▶ [Written request]
From the entries that follow, extract each line holding the string "kind".

▶ [Stored data]
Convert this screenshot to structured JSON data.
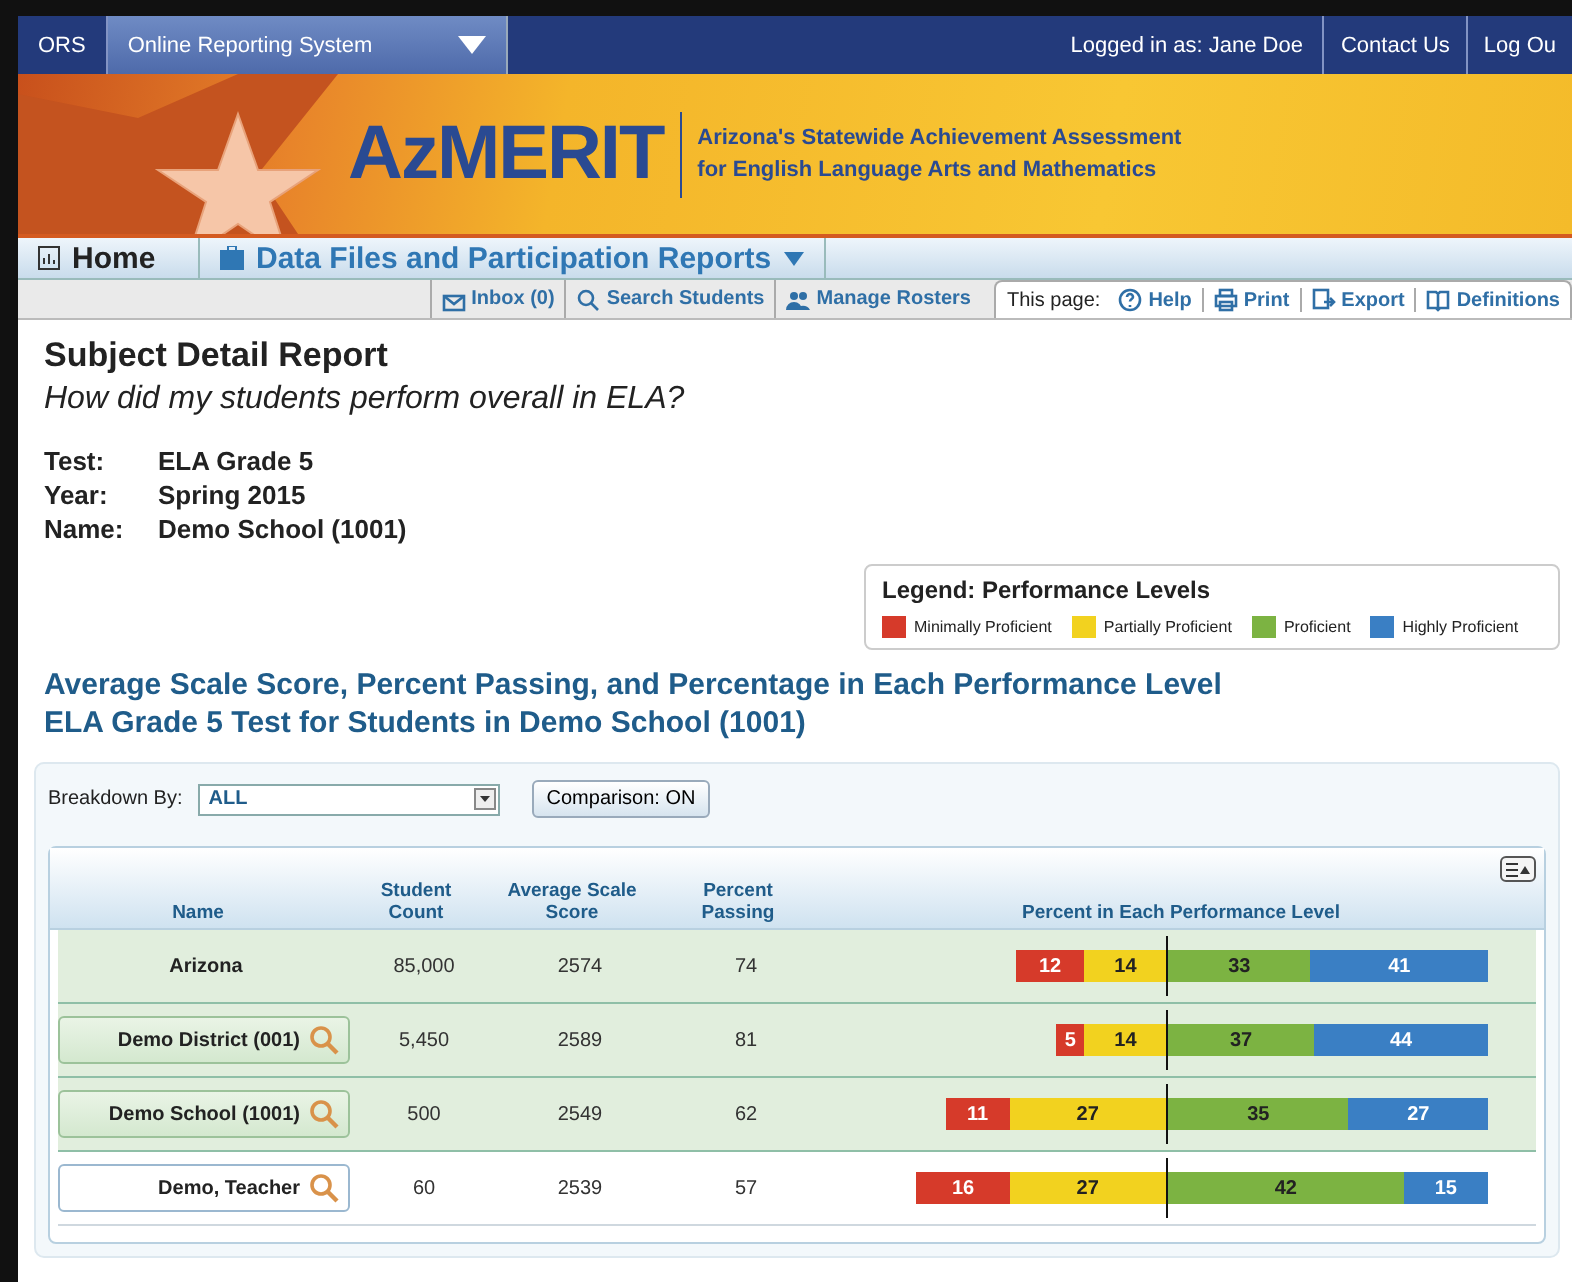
{
  "top_bar": {
    "short_name": "ORS",
    "system_menu": "Online Reporting System",
    "user": "Logged in as: Jane Doe",
    "links": [
      "Contact Us",
      "Log Ou"
    ]
  },
  "banner": {
    "title": "AzMERIT",
    "subtitle_1": "Arizona's Statewide Achievement Assessment",
    "subtitle_2": "for English Language Arts and Mathematics"
  },
  "nav": [
    {
      "label": "Home",
      "selected": false
    },
    {
      "label": "Data Files and Participation Reports",
      "selected": false
    }
  ],
  "toolbar": {
    "left": [
      {
        "label": "Inbox (0)",
        "kind": "inbox"
      },
      {
        "label": "Search Students",
        "kind": "search"
      },
      {
        "label": "Manage Rosters",
        "kind": "people"
      }
    ],
    "page_label": "This page:",
    "right": [
      {
        "label": "Help",
        "kind": "help"
      },
      {
        "label": "Print",
        "kind": "print"
      },
      {
        "label": "Export",
        "kind": "export"
      },
      {
        "label": "Definitions",
        "kind": "book"
      }
    ]
  },
  "report": {
    "title": "Subject Detail Report",
    "question": "How did my students perform overall in ELA?",
    "facts": [
      {
        "label": "Test:",
        "value": "ELA Grade 5"
      },
      {
        "label": "Year:",
        "value": "Spring 2015"
      },
      {
        "label": "Name:",
        "value": "Demo School (1001)"
      }
    ]
  },
  "legend": {
    "title": "Legend: Performance Levels",
    "items": [
      {
        "label": "Minimally Proficient",
        "color": "#d63a2a"
      },
      {
        "label": "Partially Proficient",
        "color": "#f2d21f"
      },
      {
        "label": "Proficient",
        "color": "#7cb342"
      },
      {
        "label": "Highly Proficient",
        "color": "#3a7fc4"
      }
    ]
  },
  "section": {
    "title_1": "Average Scale Score, Percent Passing, and Percentage in Each Performance Level",
    "title_2": "ELA Grade 5 Test for Students in Demo School (1001)"
  },
  "controls": {
    "breakdown_label": "Breakdown By:",
    "breakdown_value": "ALL",
    "comparison": "Comparison: ON"
  },
  "table": {
    "columns": [
      "Name",
      "Student Count",
      "Average Scale Score",
      "Percent Passing",
      "Percent in Each Performance Level"
    ],
    "rows": [
      {
        "kind": "label",
        "shaded": true,
        "name": "Arizona",
        "count": "85,000",
        "score": "2574",
        "passing": "74",
        "levels": [
          "12",
          "14",
          "33",
          "41"
        ]
      },
      {
        "kind": "button",
        "shaded": true,
        "name": "Demo District (001)",
        "count": "5,450",
        "score": "2589",
        "passing": "81",
        "levels": [
          "5",
          "14",
          "37",
          "44"
        ]
      },
      {
        "kind": "button",
        "shaded": true,
        "name": "Demo School (1001)",
        "count": "500",
        "score": "2549",
        "passing": "62",
        "levels": [
          "11",
          "27",
          "35",
          "27"
        ]
      },
      {
        "kind": "button",
        "shaded": false,
        "name": "Demo, Teacher",
        "count": "60",
        "score": "2539",
        "passing": "57",
        "levels": [
          "16",
          "27",
          "42",
          "15"
        ]
      }
    ]
  }
}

▶ [Complete answer]
        "kind": "inbox"
        "kind": "search"
        "kind": "people"
        "kind": "help"
        "kind": "print"
        "kind": "export"
        "kind": "book"
        "kind": "label",
        "kind": "button",
        "kind": "button",
        "kind": "button",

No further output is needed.